DATA SUPPLIED:
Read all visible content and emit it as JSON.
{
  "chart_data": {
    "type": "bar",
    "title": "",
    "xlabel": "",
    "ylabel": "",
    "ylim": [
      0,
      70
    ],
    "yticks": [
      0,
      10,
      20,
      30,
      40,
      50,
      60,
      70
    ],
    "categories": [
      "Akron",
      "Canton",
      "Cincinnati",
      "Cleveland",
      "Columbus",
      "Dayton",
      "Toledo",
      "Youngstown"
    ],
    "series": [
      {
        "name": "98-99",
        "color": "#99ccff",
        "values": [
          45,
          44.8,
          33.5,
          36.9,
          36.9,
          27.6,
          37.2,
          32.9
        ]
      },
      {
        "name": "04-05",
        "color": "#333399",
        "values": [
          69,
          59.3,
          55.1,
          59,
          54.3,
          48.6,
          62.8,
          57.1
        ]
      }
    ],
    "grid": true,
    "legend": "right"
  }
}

--

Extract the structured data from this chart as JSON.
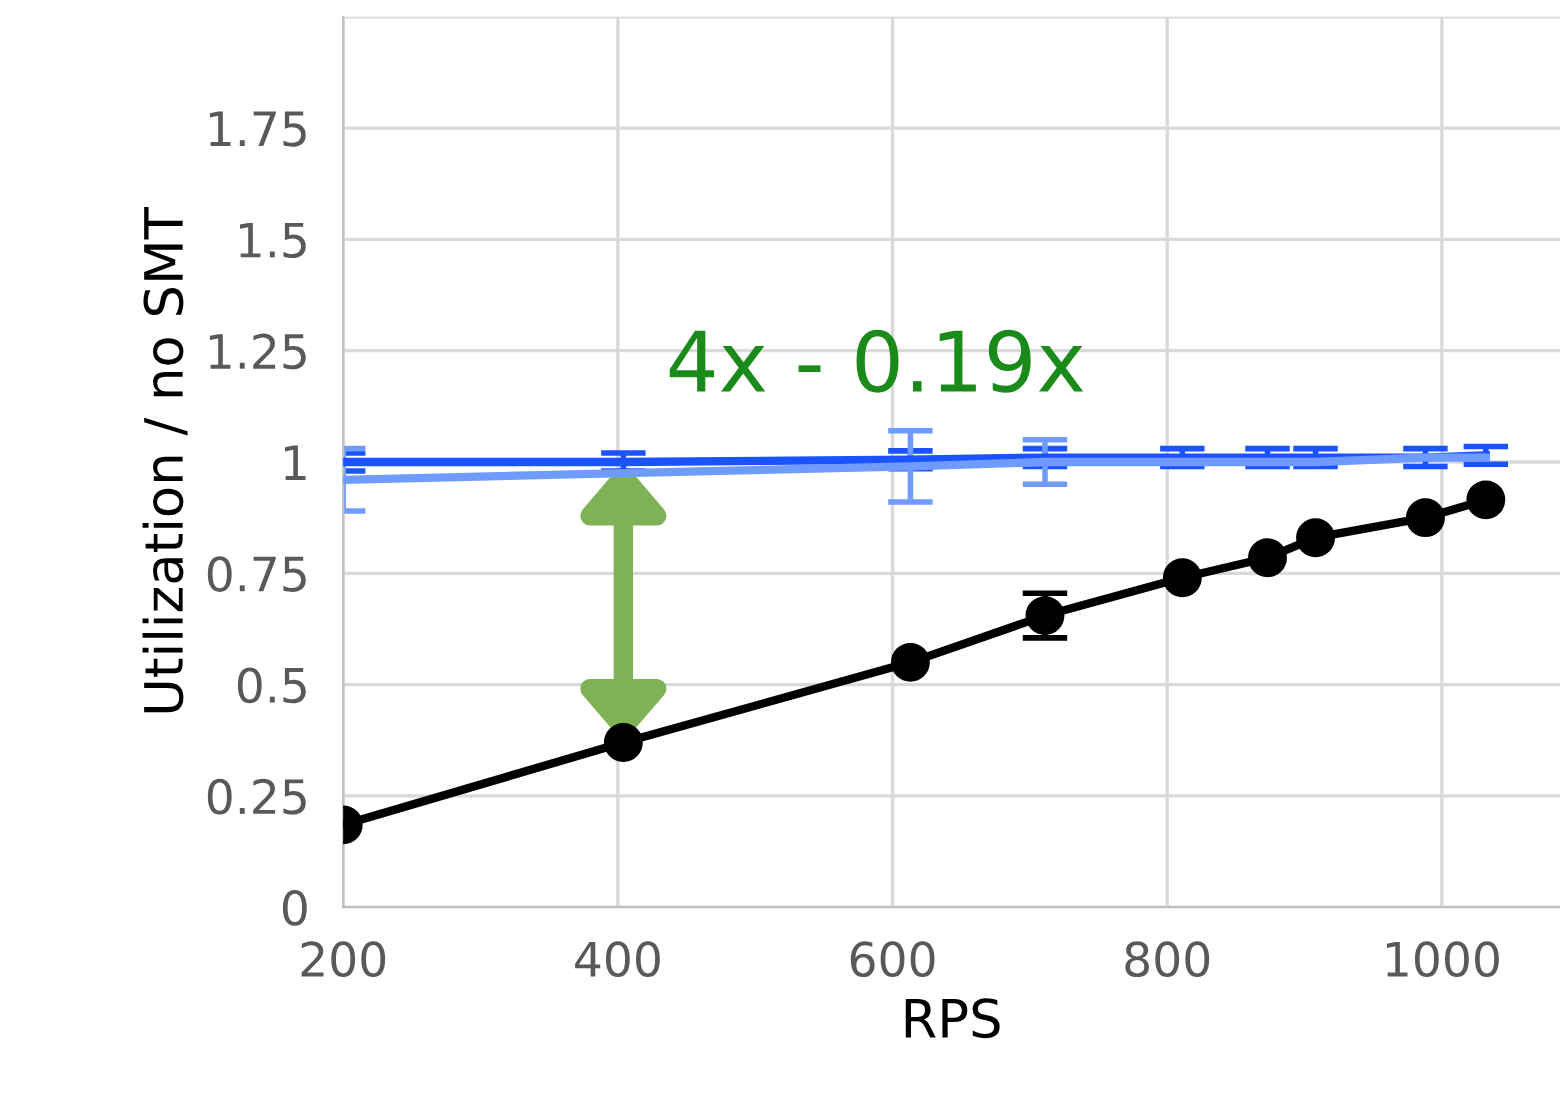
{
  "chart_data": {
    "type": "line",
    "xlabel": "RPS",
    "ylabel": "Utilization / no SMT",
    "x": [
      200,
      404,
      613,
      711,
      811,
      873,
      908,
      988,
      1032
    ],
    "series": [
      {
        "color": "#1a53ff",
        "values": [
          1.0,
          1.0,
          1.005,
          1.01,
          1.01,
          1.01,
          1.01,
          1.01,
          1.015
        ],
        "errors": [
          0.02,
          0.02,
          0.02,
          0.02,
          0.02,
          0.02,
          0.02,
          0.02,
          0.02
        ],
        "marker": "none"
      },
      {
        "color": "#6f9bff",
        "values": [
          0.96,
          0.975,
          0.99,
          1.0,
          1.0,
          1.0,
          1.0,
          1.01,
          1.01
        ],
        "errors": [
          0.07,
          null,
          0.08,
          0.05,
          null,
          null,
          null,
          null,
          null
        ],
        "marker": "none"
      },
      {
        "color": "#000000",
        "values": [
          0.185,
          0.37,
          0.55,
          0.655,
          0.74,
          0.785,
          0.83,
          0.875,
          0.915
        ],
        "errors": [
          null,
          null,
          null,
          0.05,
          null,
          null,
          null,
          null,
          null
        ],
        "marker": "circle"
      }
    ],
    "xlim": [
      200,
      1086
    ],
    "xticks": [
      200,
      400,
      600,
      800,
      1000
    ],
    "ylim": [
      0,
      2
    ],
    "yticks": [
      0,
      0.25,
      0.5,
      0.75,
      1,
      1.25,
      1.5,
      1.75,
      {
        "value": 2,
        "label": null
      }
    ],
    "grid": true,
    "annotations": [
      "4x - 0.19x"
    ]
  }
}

PROBLEM: Return all the lines that contain the string "JSON".

ANSWER:
Read all visible content and emit it as JSON.
Extract the structured data from this chart as JSON.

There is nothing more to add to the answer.